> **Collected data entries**
━━━━━━━━━━

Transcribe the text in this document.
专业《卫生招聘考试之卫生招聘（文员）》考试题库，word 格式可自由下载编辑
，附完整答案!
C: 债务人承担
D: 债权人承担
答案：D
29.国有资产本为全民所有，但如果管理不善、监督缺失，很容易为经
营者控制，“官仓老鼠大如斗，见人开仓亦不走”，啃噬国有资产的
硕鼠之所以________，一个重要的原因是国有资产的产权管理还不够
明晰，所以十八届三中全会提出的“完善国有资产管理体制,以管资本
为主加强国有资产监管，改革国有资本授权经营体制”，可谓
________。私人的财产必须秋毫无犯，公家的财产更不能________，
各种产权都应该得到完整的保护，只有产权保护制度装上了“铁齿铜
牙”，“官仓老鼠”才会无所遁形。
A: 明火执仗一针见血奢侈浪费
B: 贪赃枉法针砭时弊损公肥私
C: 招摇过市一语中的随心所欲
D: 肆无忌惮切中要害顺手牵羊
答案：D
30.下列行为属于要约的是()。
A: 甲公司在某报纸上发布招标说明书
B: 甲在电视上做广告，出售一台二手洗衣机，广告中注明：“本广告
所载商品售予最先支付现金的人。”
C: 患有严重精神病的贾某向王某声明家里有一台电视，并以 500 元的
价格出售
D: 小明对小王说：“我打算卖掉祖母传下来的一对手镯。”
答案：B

━━━━━━━━━━

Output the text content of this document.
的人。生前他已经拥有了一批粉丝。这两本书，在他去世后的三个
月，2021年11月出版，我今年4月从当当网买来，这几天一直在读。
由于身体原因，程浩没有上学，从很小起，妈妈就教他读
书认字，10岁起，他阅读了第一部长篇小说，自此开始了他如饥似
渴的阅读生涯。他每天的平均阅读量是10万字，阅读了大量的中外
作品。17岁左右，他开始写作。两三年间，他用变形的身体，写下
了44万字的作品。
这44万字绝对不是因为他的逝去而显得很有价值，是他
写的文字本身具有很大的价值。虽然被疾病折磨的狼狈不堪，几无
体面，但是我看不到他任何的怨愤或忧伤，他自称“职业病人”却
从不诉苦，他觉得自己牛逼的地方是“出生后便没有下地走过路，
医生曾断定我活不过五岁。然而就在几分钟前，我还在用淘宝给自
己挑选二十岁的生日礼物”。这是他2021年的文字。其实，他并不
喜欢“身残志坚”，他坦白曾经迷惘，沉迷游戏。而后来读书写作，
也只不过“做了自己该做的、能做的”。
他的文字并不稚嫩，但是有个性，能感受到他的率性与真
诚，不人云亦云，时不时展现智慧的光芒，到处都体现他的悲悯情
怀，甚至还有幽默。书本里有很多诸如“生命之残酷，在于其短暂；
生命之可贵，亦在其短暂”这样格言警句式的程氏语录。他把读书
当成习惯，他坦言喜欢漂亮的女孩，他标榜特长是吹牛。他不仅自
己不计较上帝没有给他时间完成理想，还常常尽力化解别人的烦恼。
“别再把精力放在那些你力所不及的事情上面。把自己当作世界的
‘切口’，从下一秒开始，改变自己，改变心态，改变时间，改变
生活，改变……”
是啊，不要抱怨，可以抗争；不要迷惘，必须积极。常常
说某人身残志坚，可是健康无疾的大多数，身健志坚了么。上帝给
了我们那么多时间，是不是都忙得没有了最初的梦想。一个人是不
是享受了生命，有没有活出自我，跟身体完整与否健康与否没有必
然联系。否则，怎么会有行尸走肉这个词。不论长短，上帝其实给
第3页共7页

━━━━━━━━━━

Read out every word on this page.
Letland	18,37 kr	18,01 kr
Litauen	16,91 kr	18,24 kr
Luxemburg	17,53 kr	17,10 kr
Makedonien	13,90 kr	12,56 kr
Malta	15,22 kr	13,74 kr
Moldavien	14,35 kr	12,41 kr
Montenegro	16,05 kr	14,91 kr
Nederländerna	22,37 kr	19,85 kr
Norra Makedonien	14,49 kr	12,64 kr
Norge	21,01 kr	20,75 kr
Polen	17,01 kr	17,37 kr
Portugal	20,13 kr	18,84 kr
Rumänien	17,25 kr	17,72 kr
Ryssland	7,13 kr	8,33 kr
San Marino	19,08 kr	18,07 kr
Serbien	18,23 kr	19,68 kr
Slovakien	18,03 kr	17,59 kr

━━━━━━━━━━

> **THE EXERCISE**
Check all the records above and select each line where the string "word" is found.

> **EXERCISE SOLUTION**
专业《卫生招聘考试之卫生招聘（文员）》考试题库，word 格式可自由下载编辑
Read out every word on this page.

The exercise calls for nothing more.